**GIVEN INSTRUCTION:** In the material below, find every line with "是由以前别的种演变而来" and pull it out.

**DATA ROWS:**
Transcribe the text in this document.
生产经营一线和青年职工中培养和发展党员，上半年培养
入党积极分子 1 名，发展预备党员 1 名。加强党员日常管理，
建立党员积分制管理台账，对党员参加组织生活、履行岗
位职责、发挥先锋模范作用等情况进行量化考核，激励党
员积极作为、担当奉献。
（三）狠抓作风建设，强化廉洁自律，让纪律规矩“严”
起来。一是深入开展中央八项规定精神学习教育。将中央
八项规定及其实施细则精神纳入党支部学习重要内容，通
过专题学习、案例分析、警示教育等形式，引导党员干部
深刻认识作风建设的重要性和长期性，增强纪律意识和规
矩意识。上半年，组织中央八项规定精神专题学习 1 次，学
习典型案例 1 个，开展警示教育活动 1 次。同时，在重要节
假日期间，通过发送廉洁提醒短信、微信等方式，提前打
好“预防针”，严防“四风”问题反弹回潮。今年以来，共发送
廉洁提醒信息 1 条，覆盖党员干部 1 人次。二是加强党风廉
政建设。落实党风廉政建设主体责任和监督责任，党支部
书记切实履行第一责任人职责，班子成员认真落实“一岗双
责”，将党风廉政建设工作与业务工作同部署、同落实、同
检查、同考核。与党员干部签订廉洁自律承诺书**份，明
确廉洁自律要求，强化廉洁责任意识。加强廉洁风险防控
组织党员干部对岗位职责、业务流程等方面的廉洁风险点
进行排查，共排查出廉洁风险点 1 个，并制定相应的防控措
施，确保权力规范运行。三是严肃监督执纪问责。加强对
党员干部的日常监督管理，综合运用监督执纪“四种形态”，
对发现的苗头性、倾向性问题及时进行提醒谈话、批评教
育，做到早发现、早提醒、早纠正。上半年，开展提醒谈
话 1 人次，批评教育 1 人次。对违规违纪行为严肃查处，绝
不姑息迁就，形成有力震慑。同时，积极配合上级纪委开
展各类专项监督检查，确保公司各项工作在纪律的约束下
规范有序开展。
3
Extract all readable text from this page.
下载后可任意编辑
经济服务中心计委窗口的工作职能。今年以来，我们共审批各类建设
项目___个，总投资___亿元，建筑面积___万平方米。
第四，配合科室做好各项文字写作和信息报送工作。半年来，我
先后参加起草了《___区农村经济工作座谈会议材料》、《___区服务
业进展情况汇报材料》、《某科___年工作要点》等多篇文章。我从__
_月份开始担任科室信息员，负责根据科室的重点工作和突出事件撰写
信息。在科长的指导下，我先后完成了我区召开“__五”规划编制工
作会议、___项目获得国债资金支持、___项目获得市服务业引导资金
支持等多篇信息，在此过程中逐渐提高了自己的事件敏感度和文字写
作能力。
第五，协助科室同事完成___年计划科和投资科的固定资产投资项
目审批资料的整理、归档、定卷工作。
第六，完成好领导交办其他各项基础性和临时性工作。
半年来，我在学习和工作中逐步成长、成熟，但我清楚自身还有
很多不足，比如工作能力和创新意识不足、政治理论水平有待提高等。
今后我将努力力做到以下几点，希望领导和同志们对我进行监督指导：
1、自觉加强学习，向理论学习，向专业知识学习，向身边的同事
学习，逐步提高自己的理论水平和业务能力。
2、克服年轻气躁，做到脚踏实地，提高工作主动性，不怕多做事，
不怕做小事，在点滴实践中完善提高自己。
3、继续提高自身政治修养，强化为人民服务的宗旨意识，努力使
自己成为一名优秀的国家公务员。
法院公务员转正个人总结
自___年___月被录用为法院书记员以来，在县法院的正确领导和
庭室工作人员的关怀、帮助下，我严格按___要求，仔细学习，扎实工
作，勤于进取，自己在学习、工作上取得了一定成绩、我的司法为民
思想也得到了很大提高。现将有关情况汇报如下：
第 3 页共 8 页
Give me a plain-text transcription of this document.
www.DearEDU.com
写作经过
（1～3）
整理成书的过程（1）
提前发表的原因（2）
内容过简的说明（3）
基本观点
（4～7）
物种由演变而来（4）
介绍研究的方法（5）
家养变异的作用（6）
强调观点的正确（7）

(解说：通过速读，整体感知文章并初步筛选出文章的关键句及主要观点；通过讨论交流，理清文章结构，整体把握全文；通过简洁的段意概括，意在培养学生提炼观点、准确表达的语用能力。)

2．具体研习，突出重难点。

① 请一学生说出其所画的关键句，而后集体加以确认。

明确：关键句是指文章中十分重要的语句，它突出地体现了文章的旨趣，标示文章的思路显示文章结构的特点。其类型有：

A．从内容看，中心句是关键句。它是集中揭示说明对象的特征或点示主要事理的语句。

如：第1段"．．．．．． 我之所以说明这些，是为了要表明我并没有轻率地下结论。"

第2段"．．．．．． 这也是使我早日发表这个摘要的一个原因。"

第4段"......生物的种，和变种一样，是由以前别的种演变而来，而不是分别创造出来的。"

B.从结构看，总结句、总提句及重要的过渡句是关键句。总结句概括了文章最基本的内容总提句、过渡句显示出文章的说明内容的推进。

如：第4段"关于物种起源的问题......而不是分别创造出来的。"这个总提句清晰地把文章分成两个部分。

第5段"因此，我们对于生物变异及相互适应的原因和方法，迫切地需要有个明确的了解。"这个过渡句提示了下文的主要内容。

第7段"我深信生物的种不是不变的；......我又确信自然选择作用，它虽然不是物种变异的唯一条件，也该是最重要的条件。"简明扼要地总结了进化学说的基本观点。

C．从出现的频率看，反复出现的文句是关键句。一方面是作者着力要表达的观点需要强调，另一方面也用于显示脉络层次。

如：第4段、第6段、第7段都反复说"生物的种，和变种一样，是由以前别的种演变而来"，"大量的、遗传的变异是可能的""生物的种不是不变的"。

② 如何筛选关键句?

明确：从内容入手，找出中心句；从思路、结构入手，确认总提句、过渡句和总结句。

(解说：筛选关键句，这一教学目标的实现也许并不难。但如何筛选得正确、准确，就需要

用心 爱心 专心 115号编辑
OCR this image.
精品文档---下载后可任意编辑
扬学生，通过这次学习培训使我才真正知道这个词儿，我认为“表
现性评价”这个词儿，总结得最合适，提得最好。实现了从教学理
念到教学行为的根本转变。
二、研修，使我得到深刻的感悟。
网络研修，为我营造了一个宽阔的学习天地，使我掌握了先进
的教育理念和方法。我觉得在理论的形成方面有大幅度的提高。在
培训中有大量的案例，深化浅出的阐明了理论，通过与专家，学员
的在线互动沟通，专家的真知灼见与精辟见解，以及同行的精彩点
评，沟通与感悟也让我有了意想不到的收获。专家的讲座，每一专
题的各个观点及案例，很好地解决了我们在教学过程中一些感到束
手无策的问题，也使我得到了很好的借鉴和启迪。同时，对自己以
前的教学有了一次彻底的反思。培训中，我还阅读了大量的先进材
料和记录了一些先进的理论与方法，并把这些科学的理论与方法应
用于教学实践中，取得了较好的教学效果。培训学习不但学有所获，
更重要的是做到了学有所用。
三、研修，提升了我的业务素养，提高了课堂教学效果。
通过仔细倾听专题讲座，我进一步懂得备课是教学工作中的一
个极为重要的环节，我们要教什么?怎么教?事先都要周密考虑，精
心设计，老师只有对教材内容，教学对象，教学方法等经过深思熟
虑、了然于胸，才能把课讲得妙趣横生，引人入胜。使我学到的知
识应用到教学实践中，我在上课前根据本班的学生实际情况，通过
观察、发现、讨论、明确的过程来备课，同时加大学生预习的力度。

**ANSWER TO THIS EXERCISE:**
第4段"......生物的种，和变种一样，是由以前别的种演变而来，而不是分别创造出来的。"
如：第4段、第6段、第7段都反复说"生物的种，和变种一样，是由以前别的种演变而来"，"大量的、遗传的变异是可能的""生物的种不是不变的"。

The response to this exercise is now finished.